[Dataset entries]
_____

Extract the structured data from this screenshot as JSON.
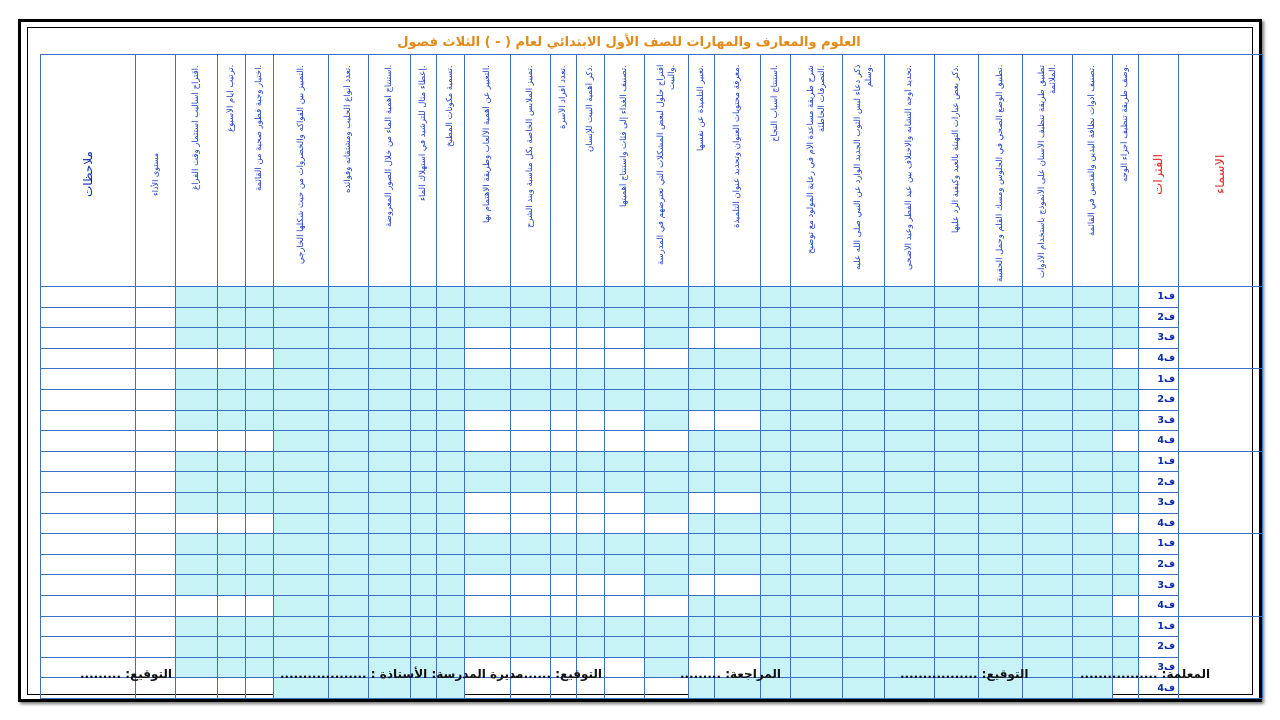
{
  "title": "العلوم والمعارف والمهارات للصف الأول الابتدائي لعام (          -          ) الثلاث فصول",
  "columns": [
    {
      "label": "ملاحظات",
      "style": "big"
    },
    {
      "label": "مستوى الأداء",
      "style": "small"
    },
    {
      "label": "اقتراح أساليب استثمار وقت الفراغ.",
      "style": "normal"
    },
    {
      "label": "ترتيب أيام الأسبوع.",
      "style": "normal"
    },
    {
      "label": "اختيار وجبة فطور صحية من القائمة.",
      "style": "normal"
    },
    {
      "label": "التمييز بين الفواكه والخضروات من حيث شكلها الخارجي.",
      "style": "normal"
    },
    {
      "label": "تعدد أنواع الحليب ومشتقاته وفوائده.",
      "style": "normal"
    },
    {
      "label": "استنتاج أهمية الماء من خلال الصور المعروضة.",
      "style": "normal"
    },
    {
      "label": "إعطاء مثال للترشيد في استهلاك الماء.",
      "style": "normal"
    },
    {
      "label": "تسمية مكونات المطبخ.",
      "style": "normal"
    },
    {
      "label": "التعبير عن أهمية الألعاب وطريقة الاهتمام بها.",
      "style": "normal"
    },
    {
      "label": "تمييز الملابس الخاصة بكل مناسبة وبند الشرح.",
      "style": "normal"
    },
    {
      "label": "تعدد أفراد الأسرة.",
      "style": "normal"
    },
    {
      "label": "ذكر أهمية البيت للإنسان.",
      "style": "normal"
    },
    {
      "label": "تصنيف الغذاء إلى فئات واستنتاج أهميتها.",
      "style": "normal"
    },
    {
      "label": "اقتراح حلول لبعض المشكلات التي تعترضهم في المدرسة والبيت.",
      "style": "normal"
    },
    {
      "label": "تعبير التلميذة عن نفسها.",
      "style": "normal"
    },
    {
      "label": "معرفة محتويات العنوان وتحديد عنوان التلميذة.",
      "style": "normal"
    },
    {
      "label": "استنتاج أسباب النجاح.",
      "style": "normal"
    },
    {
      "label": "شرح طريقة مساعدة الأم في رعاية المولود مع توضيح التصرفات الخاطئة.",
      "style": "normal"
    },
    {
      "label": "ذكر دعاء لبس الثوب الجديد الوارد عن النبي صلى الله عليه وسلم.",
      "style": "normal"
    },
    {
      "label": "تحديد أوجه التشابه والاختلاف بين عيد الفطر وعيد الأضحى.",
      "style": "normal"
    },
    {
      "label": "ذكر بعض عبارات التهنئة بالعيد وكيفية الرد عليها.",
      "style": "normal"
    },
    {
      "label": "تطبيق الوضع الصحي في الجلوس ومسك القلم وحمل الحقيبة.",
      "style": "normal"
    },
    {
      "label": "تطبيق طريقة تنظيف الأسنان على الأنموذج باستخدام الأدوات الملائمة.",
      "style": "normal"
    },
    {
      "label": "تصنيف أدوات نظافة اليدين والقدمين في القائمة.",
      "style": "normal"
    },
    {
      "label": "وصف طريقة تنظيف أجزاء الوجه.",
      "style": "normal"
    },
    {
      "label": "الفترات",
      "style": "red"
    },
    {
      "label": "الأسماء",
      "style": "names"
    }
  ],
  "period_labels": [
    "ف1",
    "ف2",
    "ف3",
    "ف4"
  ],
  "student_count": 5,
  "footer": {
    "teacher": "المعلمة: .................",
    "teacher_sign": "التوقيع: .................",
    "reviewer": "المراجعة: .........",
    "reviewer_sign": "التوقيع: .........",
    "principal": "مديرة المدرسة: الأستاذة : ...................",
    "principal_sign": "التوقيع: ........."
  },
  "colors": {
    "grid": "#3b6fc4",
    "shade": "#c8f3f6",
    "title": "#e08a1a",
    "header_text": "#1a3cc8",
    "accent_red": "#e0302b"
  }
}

_____

PROBLEM: Identify lines with the string "تنظيف". Copy each one.

COMPLETED TASK:
      "label": "تطبيق طريقة تنظيف الأسنان على الأنموذج باستخدام الأدوات الملائمة.",
      "label": "وصف طريقة تنظيف أجزاء الوجه.",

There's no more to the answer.